■ THE EXERCISE: For the copy, please give all of the data again exactly and leave the pictures out.

■ DATASET:
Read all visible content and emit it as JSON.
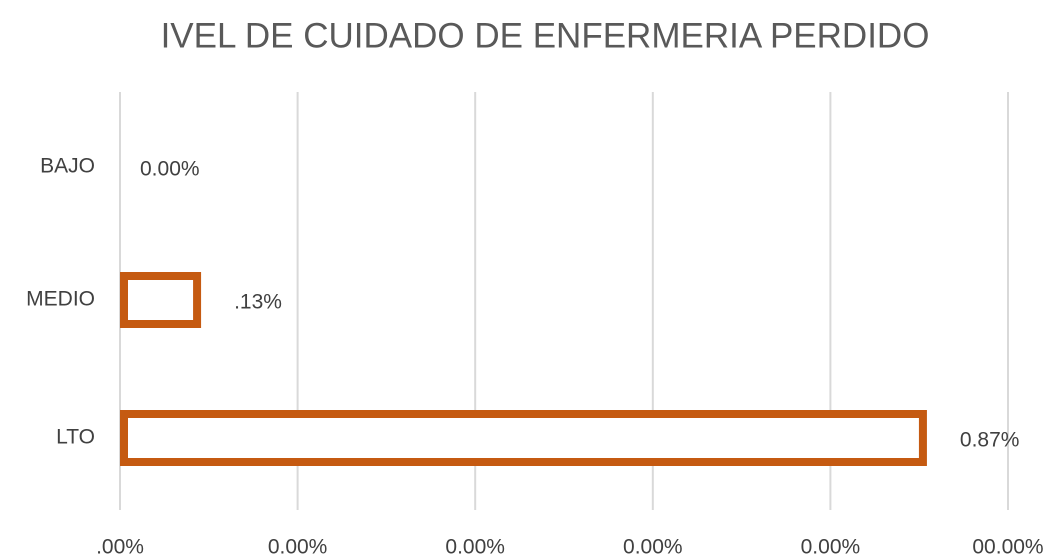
{
  "chart_data": {
    "type": "hbar",
    "title": "IVEL DE CUIDADO DE ENFERMERIA PERDIDO",
    "categories": [
      "BAJO",
      "MEDIO",
      "LTO"
    ],
    "values": [
      0,
      9.13,
      90.87
    ],
    "value_labels": [
      "0.00%",
      ".13%",
      "0.87%"
    ],
    "color": "#c55a11",
    "xlim": [
      0,
      100
    ],
    "xticks": [
      {
        "value": 0,
        "label": ".00%"
      },
      {
        "value": 20,
        "label": "0.00%"
      },
      {
        "value": 40,
        "label": "0.00%"
      },
      {
        "value": 60,
        "label": "0.00%"
      },
      {
        "value": 80,
        "label": "0.00%"
      },
      {
        "value": 100,
        "label": "00.00%"
      }
    ],
    "grid": true
  }
}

■ TASK OUTPUT:
Read all visible content and emit it as JSON.
{
  "chart_data": {
    "type": "hbar",
    "title": "IVEL DE CUIDADO DE ENFERMERIA PERDIDO",
    "categories": [
      "BAJO",
      "MEDIO",
      "LTO"
    ],
    "values": [
      0,
      9.13,
      90.87
    ],
    "value_labels": [
      "0.00%",
      ".13%",
      "0.87%"
    ],
    "color": "#c55a11",
    "xlim": [
      0,
      100
    ],
    "xticks": [
      {
        "value": 0,
        "label": ".00%"
      },
      {
        "value": 20,
        "label": "0.00%"
      },
      {
        "value": 40,
        "label": "0.00%"
      },
      {
        "value": 60,
        "label": "0.00%"
      },
      {
        "value": 80,
        "label": "0.00%"
      },
      {
        "value": 100,
        "label": "00.00%"
      }
    ],
    "grid": true
  }
}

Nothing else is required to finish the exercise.